** WRITTEN INSTRUCTION **
Return a copy of each line that holds the string "clipboard".
▼▼▼
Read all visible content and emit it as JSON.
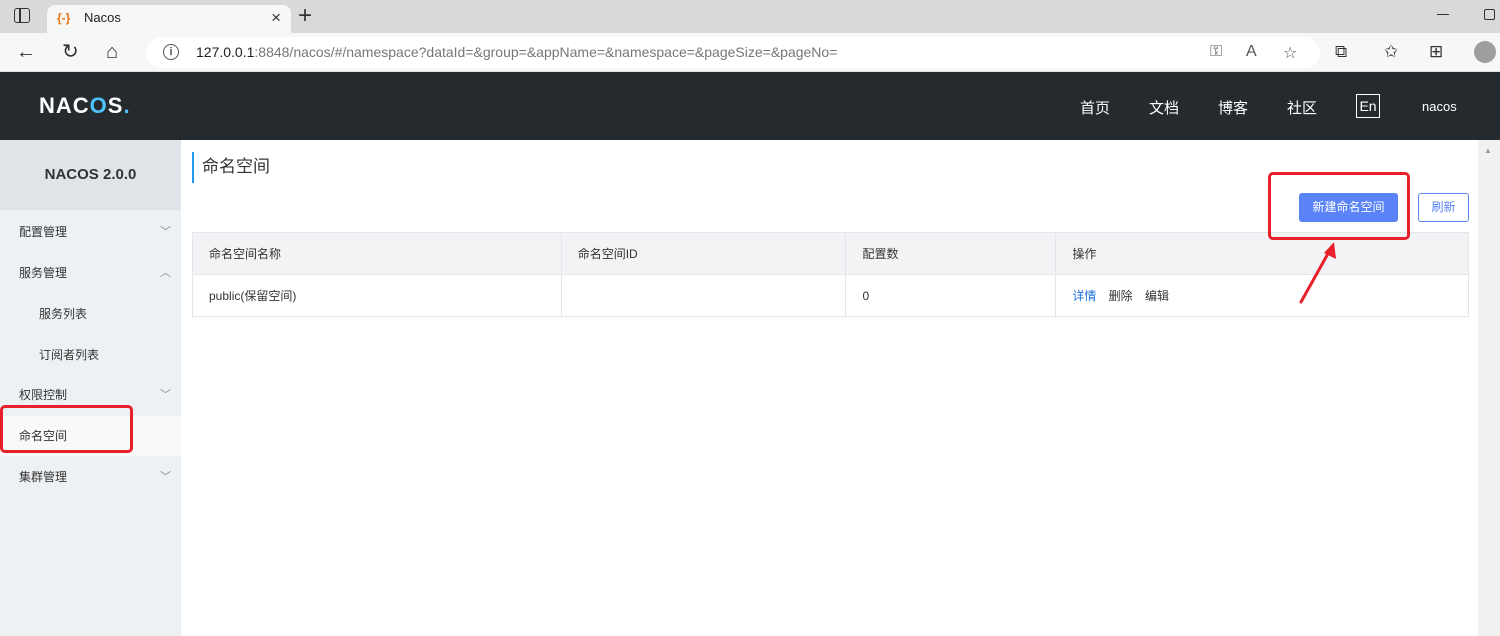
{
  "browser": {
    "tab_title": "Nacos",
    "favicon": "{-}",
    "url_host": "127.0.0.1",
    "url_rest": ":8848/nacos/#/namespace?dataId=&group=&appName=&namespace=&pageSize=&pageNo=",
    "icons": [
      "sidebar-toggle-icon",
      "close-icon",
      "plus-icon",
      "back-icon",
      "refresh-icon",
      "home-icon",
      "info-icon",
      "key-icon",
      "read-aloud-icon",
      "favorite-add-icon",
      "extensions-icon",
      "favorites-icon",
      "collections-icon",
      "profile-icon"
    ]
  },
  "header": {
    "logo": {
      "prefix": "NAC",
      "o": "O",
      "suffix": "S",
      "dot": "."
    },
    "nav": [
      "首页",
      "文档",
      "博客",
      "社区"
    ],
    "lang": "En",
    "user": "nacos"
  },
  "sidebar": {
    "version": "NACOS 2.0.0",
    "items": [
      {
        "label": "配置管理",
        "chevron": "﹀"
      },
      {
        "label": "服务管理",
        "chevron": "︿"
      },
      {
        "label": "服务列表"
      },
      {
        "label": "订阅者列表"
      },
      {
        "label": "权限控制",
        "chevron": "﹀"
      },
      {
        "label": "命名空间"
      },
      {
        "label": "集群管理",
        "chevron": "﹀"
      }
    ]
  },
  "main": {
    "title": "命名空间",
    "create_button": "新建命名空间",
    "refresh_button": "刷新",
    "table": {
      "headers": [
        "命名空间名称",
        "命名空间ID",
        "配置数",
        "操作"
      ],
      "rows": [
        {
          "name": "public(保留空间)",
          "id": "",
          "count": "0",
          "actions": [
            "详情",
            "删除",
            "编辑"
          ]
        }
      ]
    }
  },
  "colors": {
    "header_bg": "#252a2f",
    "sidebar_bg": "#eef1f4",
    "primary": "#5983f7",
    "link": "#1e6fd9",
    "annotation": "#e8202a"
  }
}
▲▲▲
▼▼▼
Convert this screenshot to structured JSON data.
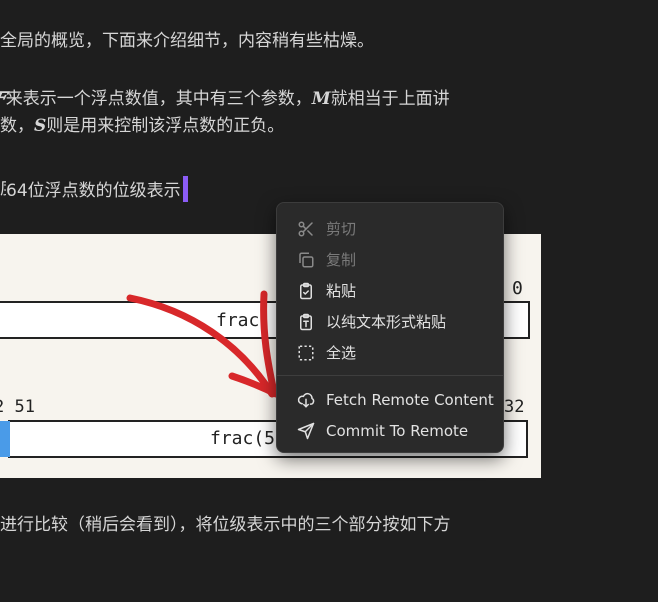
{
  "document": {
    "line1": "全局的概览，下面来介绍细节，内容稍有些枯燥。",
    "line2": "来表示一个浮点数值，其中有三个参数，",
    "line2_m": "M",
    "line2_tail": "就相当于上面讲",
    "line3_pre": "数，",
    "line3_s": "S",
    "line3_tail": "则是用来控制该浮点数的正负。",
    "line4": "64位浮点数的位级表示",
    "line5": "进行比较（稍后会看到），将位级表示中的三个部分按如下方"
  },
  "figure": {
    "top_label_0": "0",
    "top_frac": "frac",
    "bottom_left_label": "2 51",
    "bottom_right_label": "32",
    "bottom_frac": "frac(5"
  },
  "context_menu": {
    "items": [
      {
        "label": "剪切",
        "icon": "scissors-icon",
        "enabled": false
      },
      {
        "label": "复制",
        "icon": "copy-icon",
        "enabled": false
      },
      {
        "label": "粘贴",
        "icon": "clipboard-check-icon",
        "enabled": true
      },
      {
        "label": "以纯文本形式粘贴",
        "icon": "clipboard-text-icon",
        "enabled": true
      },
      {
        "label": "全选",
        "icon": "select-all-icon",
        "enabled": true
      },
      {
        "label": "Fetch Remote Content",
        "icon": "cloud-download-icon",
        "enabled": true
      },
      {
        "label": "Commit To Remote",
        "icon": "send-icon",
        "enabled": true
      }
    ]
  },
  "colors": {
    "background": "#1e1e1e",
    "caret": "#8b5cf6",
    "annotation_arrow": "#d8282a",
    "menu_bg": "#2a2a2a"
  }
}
▲▲▲
** CORRECT OUTPUT **
        "icon": "clipboard-check-icon",
        "icon": "clipboard-text-icon",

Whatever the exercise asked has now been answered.